Supplied text
▬▬▬▬▬▬
- President: Mordehai Dubin
- Dissolved: May 1934
- Ideology: Conservatism Hasidism

= Agudas Israel (Latvia) =

Jewish political party in Latvia

Agudas Israel (Agudat Izrael, Hebrew for "Union of Israel") was a political party in Latvia in the inter-war period. Primarily a party of the Orthodox Jews, it was the most conservative of the Jewish parties in the country, seeking to limit the power of state monopolies. It was led by Mordehai Dubin.

==History==
The party first contested national elections in 1922, when it won two seats in the 1st Saeima. It retained both seats in the 2nd Saeima after the 1925 elections, but was reduced to one seat in the 1928 elections. The 1931 elections saw the party win two seats in the 4th Saeima. However, after the 1934 Latvian coup d'état multi-party elections were not held again until 1990.
▬▬▬▬▬▬
Raw records
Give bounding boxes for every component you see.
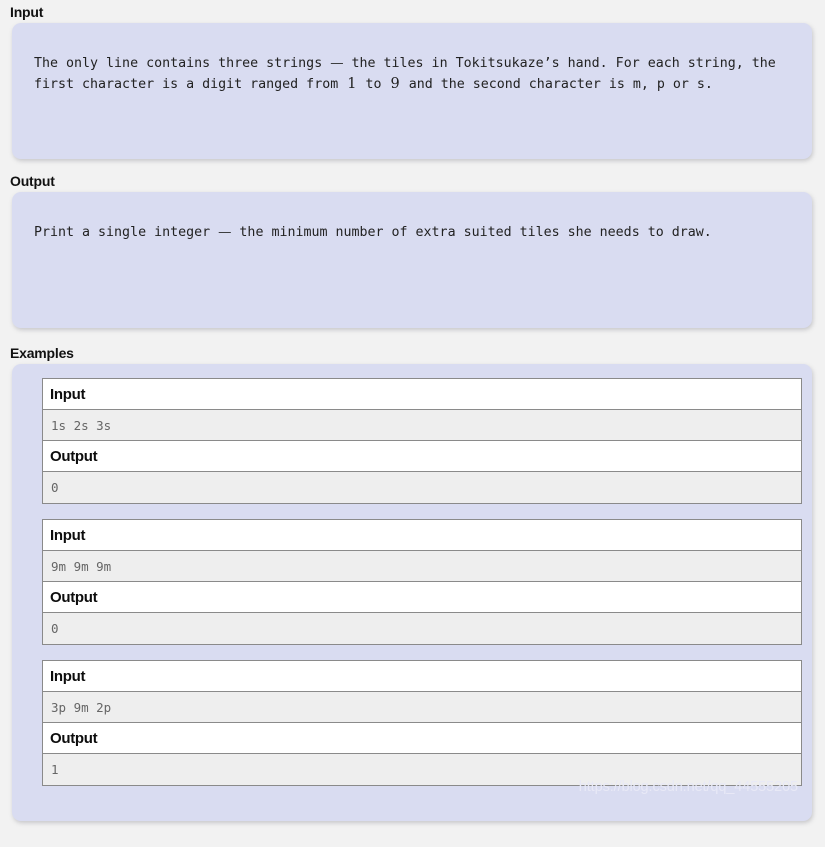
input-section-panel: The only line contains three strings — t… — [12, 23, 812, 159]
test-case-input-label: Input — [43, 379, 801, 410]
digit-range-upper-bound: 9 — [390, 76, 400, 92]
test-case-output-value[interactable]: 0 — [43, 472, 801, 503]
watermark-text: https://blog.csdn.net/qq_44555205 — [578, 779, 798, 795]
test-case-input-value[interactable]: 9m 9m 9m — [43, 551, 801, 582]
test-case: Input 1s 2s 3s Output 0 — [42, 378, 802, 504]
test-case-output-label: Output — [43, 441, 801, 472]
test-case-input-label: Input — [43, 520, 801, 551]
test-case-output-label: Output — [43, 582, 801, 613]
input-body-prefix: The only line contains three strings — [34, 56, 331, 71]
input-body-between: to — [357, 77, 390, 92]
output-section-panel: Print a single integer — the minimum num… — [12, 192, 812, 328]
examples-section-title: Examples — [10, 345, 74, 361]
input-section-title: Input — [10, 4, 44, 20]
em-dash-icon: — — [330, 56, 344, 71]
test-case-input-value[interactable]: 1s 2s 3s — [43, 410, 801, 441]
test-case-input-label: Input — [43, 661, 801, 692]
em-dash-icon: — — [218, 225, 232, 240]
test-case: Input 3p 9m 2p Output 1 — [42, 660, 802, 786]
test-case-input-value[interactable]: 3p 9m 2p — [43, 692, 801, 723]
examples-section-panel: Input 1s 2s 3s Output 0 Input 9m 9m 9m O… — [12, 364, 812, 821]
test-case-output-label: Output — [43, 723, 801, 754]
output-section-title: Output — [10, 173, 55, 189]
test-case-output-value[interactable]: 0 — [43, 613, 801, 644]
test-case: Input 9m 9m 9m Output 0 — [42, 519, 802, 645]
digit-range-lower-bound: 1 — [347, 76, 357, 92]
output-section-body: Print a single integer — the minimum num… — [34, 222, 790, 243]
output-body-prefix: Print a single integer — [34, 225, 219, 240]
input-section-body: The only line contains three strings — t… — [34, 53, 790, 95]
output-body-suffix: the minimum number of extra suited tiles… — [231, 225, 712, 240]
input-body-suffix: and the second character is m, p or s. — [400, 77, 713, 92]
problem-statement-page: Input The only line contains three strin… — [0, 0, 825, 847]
▬▬▬▬▬▬
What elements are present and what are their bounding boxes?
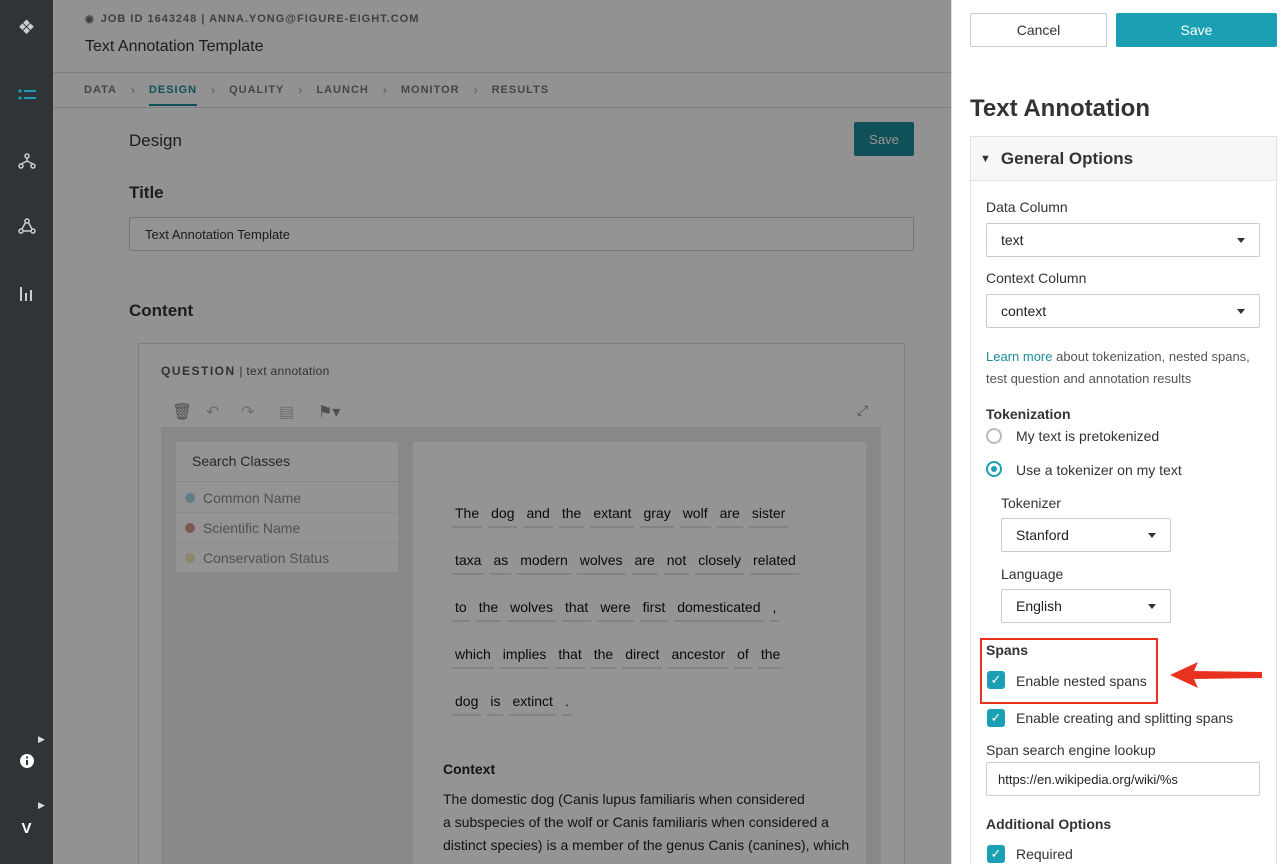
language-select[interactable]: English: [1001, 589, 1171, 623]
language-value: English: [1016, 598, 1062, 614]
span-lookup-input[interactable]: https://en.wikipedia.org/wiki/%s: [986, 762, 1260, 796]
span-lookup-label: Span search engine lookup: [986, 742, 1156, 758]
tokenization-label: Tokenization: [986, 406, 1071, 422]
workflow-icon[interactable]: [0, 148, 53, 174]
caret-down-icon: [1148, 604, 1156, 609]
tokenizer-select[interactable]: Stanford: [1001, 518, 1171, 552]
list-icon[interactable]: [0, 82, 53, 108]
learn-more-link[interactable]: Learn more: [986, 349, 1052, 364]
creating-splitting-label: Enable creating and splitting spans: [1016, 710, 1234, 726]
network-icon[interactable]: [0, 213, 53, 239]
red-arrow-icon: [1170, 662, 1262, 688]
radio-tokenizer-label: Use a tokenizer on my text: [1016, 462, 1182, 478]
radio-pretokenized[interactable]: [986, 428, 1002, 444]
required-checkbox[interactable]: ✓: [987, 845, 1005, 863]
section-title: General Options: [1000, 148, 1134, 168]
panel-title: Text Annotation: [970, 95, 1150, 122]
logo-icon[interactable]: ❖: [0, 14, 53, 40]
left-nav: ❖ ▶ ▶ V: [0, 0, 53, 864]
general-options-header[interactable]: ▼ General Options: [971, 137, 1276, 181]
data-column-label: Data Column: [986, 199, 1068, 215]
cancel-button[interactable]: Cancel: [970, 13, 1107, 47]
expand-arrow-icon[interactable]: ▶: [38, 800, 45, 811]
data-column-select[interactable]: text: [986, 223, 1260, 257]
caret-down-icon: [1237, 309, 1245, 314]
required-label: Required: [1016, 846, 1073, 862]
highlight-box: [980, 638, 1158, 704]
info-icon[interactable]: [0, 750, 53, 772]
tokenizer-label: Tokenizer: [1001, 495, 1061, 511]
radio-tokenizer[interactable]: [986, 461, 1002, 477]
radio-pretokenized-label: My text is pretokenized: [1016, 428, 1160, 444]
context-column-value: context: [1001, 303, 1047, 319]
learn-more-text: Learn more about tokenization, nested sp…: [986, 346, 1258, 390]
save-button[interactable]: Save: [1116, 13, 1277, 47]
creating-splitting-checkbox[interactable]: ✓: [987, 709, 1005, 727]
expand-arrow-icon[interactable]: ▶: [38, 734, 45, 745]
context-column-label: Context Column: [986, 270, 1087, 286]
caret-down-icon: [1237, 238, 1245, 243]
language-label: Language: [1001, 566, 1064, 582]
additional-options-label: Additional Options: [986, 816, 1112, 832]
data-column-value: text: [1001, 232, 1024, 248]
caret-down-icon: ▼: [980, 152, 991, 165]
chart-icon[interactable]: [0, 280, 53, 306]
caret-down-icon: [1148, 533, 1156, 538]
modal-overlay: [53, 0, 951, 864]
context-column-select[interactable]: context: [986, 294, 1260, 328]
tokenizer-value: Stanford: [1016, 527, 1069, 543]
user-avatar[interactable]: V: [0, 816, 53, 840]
▬▬▬▬▬▬
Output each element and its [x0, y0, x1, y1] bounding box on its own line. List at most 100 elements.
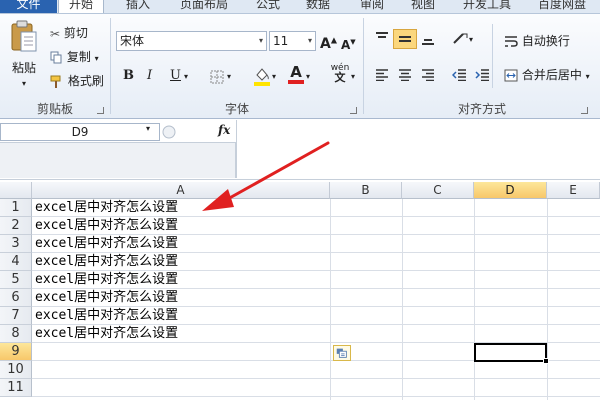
▬▬▬▬▬▬
Tasks and exercises
**A)** According to the Agudas Israel text, how many seats did the party win in the 1928 elections?
**B)** Write out the part of the Agudas Israel text starting at "Jewish political party" and ending at "by Mordehai Dubin.".

Solutions in order
**A)** One seat.

**B)**
Jewish political party in Latvia

Agudas Israel (Agudat Izrael, Hebrew for "Union of Israel") was a political party in Latvia in the inter-war period. Primarily a party of the Orthodox Jews, it was the most conservative of the Jewish parties in the country, seeking to limit the power of state monopolies. It was led by Mordehai Dubin.